Os anos fizeram bem aos Hermanos. A banda é outra no palco, se impondo com mais segurança em frente à platéia fanática. O ranço de "não estamos muito confortáveis com o sucesso" sumiu, assim como a rabugice com o coro pentelho que sempre cobriu as vozes dos vocalistas.
Fez bem ver os quatro reunidos, com a leveza de quem não está mais convivendo na estrada. Até o trio de metais, liderado pelo simpático trompetista Bubu e que não fazia mais parte dos últimos shows do grupo, marcou presença.
Marcelo Camelo e Rodrigo Amarante estão em outras praias - o primeiro em carreira solo, o segundo na "californiana" Little Joy, ao lado de Fabrizio Moretti e Binki Shapiro. As carreiras refletiram no show e mostraram que foi Camelo que ganhou mais projeção no posto de vocalista principal. Foi ele que angariou os maiores coros (como em "Todo carnaval tem seu fim" e "Morena"), enquanto Amarante ("Sentimental") se mostrou ainda mais low profile em sua presença indie, mesmo com todo seu carisma.
O repertório fez um passeio pelos quatro discos da banda, dando espaço até a músicas que eles não cantavam tanto durante as turnês - tipo a afrancesada "Cher Antoine", do segundo disco, Bloco do Eu Sozinho (2001). A velha "Anna Júlia" não deu as caras, mas virou piada na platéia: houve quem trocasse os pedidos do primeiro hit da banda por "Tchubaruba", sucesso de Mallu Magalhães, namoradinha de Camelo. Sinal que a banda mudou, mas o público também.

TAREFA CURTA 1: Reproduza sem alterações o trecho do texto sobre o show dos Hermanos que vai de "O repertório fez" até "o público também.".

CONTEÚDO DOS DADOS:

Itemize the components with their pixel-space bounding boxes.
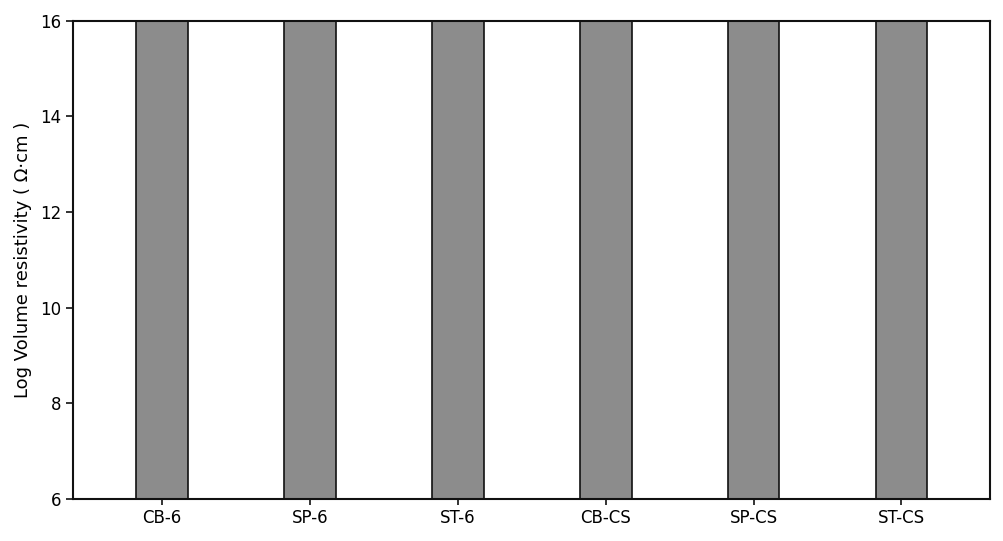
Bar	[727, 0, 778, 499]
Bar	[136, 0, 188, 499]
Bar	[431, 0, 483, 499]
Bar	[875, 0, 927, 499]
Bar	[284, 0, 335, 499]
Bar	[579, 0, 631, 499]
Y-axis label: Log Volume resistivity ( Ω·cm ): Log Volume resistivity ( Ω·cm )	[14, 122, 32, 398]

TAREFA CURTA 2: Transcreva fielmente as linhas de todas as entradas acima, deixando as imagens de fora da resposta.

RESPOSTA FINAL 1:
O repertório fez um passeio pelos quatro discos da banda, dando espaço até a músicas que eles não cantavam tanto durante as turnês - tipo a afrancesada "Cher Antoine", do segundo disco, Bloco do Eu Sozinho (2001). A velha "Anna Júlia" não deu as caras, mas virou piada na platéia: houve quem trocasse os pedidos do primeiro hit da banda por "Tchubaruba", sucesso de Mallu Magalhães, namoradinha de Camelo. Sinal que a banda mudou, mas o público também.

RESPOSTA FINAL 2:
Itemize the components with their pixel-space bounding boxes.
Bar	[727, 0, 778, 499]
Bar	[136, 0, 188, 499]
Bar	[431, 0, 483, 499]
Bar	[875, 0, 927, 499]
Bar	[284, 0, 335, 499]
Bar	[579, 0, 631, 499]
Y-axis label: Log Volume resistivity ( Ω·cm ): Log Volume resistivity ( Ω·cm )	[14, 122, 32, 398]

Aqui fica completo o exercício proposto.